Some records:

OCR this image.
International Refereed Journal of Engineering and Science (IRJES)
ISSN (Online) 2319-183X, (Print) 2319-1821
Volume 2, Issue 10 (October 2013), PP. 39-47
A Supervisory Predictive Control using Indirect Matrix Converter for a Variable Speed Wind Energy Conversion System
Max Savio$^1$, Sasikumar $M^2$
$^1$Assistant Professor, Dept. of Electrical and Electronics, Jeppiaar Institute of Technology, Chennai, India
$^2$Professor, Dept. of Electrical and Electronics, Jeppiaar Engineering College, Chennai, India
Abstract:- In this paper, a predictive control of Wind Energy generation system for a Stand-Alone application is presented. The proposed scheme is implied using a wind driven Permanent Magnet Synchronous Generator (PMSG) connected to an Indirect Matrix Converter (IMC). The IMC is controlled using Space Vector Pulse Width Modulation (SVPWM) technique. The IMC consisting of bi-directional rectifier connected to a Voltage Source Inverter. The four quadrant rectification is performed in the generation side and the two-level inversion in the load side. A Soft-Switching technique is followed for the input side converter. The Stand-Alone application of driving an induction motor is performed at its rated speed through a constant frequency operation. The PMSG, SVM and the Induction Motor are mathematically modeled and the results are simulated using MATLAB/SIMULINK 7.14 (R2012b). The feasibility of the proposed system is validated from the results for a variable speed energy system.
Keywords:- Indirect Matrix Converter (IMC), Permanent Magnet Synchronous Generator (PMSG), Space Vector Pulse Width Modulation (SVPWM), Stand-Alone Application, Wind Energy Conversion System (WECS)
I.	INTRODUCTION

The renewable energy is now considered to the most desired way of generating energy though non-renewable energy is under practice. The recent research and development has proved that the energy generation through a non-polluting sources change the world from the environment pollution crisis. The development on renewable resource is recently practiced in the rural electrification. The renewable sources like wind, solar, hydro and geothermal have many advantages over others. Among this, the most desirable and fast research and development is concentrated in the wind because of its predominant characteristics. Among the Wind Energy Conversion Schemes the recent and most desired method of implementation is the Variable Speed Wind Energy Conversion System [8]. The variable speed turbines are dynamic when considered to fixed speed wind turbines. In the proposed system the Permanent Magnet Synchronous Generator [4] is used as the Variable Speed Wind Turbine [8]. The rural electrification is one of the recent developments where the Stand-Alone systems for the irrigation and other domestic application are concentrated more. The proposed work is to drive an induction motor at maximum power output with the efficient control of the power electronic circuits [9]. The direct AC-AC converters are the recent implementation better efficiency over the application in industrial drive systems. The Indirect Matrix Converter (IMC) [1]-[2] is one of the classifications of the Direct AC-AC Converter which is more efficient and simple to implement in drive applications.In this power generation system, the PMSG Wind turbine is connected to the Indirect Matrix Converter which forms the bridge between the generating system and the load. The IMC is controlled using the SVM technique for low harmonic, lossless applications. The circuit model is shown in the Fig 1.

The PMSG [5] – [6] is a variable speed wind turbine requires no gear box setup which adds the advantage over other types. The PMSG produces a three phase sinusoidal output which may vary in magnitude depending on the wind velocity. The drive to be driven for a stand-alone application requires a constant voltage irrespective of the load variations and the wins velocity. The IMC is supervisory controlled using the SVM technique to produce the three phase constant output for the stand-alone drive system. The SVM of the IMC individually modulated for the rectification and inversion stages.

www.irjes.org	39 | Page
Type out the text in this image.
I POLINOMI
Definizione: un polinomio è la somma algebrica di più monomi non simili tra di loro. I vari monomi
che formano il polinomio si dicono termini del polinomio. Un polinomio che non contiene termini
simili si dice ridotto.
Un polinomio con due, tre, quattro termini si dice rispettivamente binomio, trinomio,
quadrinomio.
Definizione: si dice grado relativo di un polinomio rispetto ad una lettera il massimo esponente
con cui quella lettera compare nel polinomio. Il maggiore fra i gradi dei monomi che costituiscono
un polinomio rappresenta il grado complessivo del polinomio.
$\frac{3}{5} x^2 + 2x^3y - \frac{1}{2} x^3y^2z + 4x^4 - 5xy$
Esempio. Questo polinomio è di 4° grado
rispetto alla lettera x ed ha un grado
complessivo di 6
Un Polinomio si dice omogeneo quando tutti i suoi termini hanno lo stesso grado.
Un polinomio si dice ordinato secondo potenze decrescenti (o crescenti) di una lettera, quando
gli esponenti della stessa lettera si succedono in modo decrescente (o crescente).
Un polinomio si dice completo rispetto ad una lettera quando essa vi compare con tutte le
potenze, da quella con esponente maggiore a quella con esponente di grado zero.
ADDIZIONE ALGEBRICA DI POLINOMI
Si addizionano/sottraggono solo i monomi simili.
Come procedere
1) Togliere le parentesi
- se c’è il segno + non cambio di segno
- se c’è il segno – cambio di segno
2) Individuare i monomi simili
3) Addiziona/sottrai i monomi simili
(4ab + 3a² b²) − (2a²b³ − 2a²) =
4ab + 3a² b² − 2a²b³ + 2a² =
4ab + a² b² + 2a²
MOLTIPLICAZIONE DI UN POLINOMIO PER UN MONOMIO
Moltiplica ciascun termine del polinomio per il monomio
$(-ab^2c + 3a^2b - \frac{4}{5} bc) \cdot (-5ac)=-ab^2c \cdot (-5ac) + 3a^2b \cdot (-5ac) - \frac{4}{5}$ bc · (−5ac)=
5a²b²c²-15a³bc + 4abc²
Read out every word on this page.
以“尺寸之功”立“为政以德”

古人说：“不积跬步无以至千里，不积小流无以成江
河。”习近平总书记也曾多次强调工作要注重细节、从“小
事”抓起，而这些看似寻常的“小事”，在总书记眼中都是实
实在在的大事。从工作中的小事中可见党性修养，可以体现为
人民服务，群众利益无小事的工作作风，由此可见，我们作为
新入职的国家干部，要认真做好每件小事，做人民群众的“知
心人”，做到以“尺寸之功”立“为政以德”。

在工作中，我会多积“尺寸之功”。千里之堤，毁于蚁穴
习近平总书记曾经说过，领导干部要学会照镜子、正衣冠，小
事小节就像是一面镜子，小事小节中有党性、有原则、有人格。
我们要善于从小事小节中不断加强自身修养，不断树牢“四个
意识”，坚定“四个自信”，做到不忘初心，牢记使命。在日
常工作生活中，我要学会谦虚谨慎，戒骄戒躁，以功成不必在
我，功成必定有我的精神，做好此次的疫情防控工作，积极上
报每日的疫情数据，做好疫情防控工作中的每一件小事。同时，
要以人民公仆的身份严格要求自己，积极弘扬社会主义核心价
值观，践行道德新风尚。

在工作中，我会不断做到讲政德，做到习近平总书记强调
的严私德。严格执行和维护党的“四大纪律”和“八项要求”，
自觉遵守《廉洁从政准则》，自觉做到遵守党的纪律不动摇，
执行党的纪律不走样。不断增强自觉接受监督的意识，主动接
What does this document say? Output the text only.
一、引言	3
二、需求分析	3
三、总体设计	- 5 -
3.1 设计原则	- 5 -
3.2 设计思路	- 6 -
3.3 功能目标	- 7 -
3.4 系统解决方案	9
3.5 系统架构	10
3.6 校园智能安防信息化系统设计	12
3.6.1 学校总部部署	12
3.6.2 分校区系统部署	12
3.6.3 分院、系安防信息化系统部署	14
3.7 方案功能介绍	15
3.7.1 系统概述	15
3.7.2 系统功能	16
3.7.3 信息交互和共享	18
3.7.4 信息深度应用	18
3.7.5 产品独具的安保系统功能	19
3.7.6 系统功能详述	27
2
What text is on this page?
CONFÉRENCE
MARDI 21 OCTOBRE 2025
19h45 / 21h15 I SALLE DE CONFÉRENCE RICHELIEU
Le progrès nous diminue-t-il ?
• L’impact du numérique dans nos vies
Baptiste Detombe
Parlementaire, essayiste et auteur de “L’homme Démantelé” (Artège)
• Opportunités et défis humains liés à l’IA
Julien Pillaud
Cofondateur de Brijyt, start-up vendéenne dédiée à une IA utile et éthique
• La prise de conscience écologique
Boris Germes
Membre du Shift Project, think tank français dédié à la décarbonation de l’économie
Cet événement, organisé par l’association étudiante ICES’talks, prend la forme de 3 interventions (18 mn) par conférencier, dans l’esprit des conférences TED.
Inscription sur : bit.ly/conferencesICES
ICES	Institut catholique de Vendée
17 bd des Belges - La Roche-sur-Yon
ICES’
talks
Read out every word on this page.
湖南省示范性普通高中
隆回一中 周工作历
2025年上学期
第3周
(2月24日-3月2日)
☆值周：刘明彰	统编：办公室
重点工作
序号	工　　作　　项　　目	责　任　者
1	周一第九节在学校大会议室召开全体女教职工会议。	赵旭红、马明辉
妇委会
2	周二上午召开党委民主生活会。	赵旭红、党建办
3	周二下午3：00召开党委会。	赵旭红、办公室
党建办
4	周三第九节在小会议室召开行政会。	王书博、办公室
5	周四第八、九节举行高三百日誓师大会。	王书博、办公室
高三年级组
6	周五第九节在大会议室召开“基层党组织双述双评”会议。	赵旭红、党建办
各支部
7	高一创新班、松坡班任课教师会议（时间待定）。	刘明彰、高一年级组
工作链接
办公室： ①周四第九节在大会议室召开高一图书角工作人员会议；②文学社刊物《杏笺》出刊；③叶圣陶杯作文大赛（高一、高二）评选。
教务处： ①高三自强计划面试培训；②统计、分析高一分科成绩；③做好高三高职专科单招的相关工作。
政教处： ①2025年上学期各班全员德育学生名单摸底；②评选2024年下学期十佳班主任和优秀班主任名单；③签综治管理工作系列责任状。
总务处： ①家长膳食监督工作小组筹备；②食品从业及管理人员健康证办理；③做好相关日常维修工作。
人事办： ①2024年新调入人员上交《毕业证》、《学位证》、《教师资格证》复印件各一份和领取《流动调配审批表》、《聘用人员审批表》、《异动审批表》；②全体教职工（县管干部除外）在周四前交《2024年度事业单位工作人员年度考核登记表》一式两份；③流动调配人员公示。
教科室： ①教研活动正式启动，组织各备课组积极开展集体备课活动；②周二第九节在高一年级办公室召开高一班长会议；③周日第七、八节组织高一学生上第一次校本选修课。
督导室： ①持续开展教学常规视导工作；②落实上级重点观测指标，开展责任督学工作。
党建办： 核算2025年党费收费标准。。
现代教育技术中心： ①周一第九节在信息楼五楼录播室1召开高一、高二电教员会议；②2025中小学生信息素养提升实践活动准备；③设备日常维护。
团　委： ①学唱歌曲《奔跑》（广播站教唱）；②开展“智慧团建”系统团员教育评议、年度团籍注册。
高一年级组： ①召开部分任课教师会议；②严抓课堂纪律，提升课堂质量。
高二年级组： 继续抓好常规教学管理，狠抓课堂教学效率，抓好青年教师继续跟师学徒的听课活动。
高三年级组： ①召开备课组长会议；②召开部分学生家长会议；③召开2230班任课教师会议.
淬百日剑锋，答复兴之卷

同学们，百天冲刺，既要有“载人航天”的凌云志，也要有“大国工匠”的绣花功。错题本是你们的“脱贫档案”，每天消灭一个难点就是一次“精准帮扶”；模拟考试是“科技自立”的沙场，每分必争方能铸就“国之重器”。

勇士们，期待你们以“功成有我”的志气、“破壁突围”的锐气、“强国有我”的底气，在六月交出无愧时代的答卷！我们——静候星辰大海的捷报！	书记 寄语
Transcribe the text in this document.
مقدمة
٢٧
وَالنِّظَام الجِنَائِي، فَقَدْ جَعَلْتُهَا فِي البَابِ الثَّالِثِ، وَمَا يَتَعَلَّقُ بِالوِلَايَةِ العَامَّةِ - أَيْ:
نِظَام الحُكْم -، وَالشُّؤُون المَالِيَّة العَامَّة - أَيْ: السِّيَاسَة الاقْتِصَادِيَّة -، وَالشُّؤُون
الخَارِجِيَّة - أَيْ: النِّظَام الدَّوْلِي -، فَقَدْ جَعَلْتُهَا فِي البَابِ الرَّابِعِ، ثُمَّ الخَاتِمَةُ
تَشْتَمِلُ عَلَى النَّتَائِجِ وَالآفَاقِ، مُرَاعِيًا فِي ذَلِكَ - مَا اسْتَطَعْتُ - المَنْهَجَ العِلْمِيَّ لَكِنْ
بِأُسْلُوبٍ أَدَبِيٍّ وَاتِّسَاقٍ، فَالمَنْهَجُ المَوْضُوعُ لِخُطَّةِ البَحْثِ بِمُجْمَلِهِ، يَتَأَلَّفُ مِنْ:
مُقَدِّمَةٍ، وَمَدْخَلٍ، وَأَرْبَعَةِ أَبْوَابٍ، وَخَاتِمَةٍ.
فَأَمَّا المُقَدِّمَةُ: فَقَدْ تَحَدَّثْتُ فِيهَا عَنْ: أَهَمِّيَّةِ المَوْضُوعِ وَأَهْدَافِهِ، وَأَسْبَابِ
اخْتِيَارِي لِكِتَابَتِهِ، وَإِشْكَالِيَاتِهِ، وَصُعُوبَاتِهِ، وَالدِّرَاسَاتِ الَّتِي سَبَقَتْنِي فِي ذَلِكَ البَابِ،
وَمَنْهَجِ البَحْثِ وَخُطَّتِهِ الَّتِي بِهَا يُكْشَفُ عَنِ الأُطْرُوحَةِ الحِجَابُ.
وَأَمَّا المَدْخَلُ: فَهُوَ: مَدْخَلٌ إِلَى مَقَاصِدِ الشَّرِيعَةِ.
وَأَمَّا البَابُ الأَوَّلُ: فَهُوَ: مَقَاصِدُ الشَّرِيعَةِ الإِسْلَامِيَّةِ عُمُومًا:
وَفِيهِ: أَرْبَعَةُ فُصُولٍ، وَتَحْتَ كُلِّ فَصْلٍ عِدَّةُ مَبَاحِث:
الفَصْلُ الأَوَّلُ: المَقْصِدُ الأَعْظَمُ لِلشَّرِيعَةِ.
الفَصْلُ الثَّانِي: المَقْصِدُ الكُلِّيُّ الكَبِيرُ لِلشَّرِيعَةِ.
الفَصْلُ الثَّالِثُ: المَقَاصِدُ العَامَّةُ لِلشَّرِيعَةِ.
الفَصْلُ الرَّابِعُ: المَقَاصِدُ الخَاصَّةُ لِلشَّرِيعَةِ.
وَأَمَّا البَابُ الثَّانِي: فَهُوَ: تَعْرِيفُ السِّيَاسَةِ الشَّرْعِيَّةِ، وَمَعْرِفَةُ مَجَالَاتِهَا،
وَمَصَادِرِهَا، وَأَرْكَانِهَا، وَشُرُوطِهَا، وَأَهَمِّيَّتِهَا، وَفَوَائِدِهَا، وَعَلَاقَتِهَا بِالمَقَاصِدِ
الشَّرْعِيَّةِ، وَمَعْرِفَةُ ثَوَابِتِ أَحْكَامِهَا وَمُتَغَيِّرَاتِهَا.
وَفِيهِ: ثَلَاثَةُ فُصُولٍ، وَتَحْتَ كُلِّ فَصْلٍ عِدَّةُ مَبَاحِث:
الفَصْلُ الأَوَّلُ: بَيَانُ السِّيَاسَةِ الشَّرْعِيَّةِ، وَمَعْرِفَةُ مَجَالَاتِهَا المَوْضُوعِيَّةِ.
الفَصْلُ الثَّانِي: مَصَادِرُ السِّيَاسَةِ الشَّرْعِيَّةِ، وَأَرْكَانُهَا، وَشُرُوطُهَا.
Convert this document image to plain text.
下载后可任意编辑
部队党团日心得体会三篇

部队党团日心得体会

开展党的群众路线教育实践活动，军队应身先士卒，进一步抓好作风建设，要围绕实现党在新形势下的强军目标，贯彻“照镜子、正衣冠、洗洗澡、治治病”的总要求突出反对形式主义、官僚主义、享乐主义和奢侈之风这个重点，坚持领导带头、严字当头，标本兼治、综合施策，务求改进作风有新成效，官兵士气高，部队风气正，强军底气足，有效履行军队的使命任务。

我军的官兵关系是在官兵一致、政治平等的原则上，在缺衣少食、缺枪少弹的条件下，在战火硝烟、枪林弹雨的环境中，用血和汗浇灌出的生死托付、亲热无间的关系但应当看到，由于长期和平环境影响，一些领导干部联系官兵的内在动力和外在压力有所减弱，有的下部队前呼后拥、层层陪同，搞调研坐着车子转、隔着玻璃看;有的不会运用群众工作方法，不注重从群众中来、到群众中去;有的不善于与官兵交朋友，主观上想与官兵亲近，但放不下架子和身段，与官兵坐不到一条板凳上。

**OBJECTIVE**
Among the lines above, determine how many hold the word "Professor"; report the figure alone.

**EXERCISE RESULT**
2